Task goal -
Locate every line that holds the string "LIBOR" and copy it.

--- BEGIN Data for this exercise ---

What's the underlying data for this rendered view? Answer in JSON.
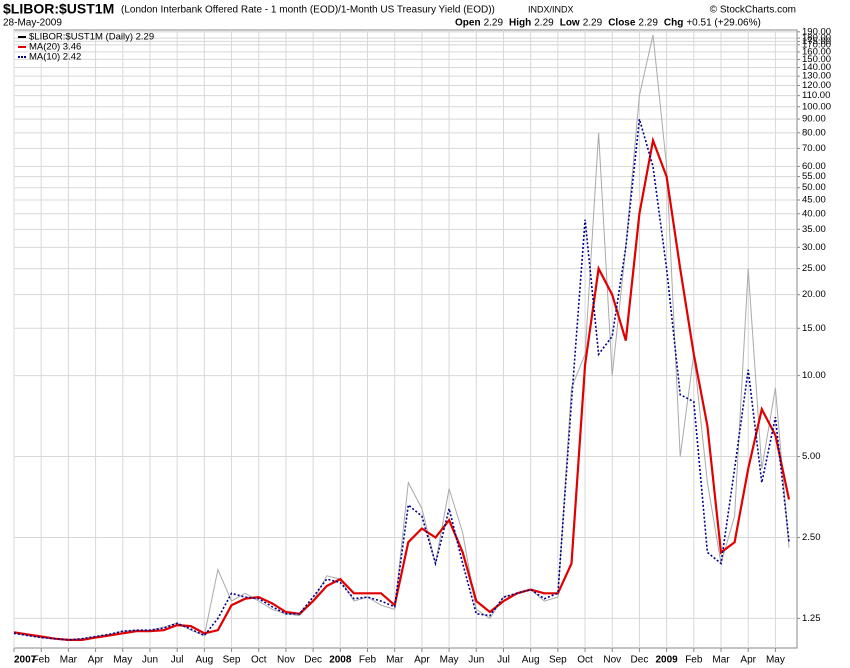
{
  "chart_data": {
    "type": "line",
    "title": "$LIBOR:$UST1M",
    "subtitle": "(London Interbank Offered Rate - 1 month (EOD)/1-Month US Treasury Yield (EOD))",
    "exchange": "INDX/INDX",
    "date": "28-May-2009",
    "credit": "© StockCharts.com",
    "quote": [
      {
        "label": "Open",
        "value": "2.29"
      },
      {
        "label": "High",
        "value": "2.29"
      },
      {
        "label": "Low",
        "value": "2.29"
      },
      {
        "label": "Close",
        "value": "2.29"
      },
      {
        "label": "Chg",
        "value": "+0.51 (+29.06%)"
      }
    ],
    "log_scale": true,
    "grid": true,
    "categories": [
      "2007",
      null,
      "Feb",
      null,
      "Mar",
      null,
      "Apr",
      null,
      "May",
      null,
      "Jun",
      null,
      "Jul",
      null,
      "Aug",
      null,
      "Sep",
      null,
      "Oct",
      null,
      "Nov",
      null,
      "Dec",
      null,
      "2008",
      null,
      "Feb",
      null,
      "Mar",
      null,
      "Apr",
      null,
      "May",
      null,
      "Jun",
      null,
      "Jul",
      null,
      "Aug",
      null,
      "Sep",
      null,
      "Oct",
      null,
      "Nov",
      null,
      "Dec",
      null,
      "2009",
      null,
      "Feb",
      null,
      "Mar",
      null,
      "Apr",
      null,
      "May",
      null
    ],
    "series": [
      {
        "name": "$LIBOR:$UST1M (Daily) 2.29",
        "color": "#aaaaaa",
        "style": "solid",
        "width": 1,
        "values": [
          1.1,
          1.08,
          1.06,
          1.05,
          1.04,
          1.05,
          1.07,
          1.09,
          1.12,
          1.13,
          1.13,
          1.16,
          1.2,
          1.13,
          1.08,
          1.9,
          1.45,
          1.55,
          1.45,
          1.35,
          1.3,
          1.28,
          1.45,
          1.8,
          1.75,
          1.45,
          1.5,
          1.4,
          1.35,
          4.0,
          3.2,
          2.0,
          3.8,
          2.6,
          1.35,
          1.25,
          1.5,
          1.55,
          1.6,
          1.45,
          1.5,
          9.0,
          12.0,
          80.0,
          10.0,
          30.0,
          110.0,
          185.0,
          60.0,
          5.0,
          12.0,
          4.0,
          2.0,
          3.0,
          25.0,
          4.5,
          9.0,
          2.29
        ]
      },
      {
        "name": "MA(20) 3.46",
        "color": "#e00000",
        "style": "solid",
        "width": 2.2,
        "values": [
          1.11,
          1.09,
          1.07,
          1.05,
          1.04,
          1.04,
          1.06,
          1.08,
          1.1,
          1.12,
          1.12,
          1.13,
          1.18,
          1.17,
          1.1,
          1.13,
          1.4,
          1.48,
          1.5,
          1.42,
          1.32,
          1.3,
          1.45,
          1.65,
          1.75,
          1.55,
          1.55,
          1.55,
          1.4,
          2.4,
          2.7,
          2.5,
          2.9,
          2.2,
          1.45,
          1.32,
          1.45,
          1.55,
          1.6,
          1.55,
          1.55,
          2.0,
          11.0,
          25.0,
          20.0,
          13.5,
          40.0,
          75.0,
          55.0,
          25.0,
          12.0,
          6.5,
          2.2,
          2.4,
          4.5,
          7.5,
          6.0,
          3.46
        ]
      },
      {
        "name": "MA(10) 2.42",
        "color": "#00008b",
        "style": "dotted",
        "width": 1.6,
        "values": [
          1.1,
          1.08,
          1.06,
          1.05,
          1.04,
          1.05,
          1.07,
          1.09,
          1.12,
          1.13,
          1.13,
          1.15,
          1.2,
          1.14,
          1.08,
          1.25,
          1.55,
          1.5,
          1.48,
          1.38,
          1.3,
          1.3,
          1.5,
          1.75,
          1.7,
          1.48,
          1.5,
          1.45,
          1.38,
          3.3,
          3.0,
          2.0,
          3.2,
          2.0,
          1.3,
          1.28,
          1.5,
          1.55,
          1.6,
          1.48,
          1.55,
          8.0,
          38.0,
          12.0,
          14.0,
          30.0,
          90.0,
          60.0,
          25.0,
          8.5,
          8.0,
          2.2,
          2.0,
          4.5,
          10.5,
          4.0,
          7.0,
          2.42
        ]
      }
    ],
    "ylim": [
      0.97,
      193
    ],
    "yticks": [
      {
        "value": 1.25,
        "label": "1.25"
      },
      {
        "value": 2.5,
        "label": "2.50"
      },
      {
        "value": 5,
        "label": "5.00"
      },
      {
        "value": 10,
        "label": "10.00"
      },
      {
        "value": 15,
        "label": "15.00"
      },
      {
        "value": 20,
        "label": "20.00"
      },
      {
        "value": 25,
        "label": "25.00"
      },
      {
        "value": 30,
        "label": "30.00"
      },
      {
        "value": 35,
        "label": "35.00"
      },
      {
        "value": 40,
        "label": "40.00"
      },
      {
        "value": 45,
        "label": "45.00"
      },
      {
        "value": 50,
        "label": "50.00"
      },
      {
        "value": 55,
        "label": "55.00"
      },
      {
        "value": 60,
        "label": "60.00"
      },
      {
        "value": 70,
        "label": "70.00"
      },
      {
        "value": 80,
        "label": "80.00"
      },
      {
        "value": 90,
        "label": "90.00"
      },
      {
        "value": 100,
        "label": "100.00"
      },
      {
        "value": 110,
        "label": "110.00"
      },
      {
        "value": 120,
        "label": "120.00"
      },
      {
        "value": 130,
        "label": "130.00"
      },
      {
        "value": 140,
        "label": "140.00"
      },
      {
        "value": 150,
        "label": "150.00"
      },
      {
        "value": 160,
        "label": "160.00"
      },
      {
        "value": 170,
        "label": "170.00"
      },
      {
        "value": 175,
        "label": "175.00"
      },
      {
        "value": 180,
        "label": "180.00"
      },
      {
        "value": 190,
        "label": "190.00"
      }
    ]
  }
}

--- END Data for this exercise ---

Reply -
    "title": "$LIBOR:$UST1M",
        "name": "$LIBOR:$UST1M (Daily) 2.29",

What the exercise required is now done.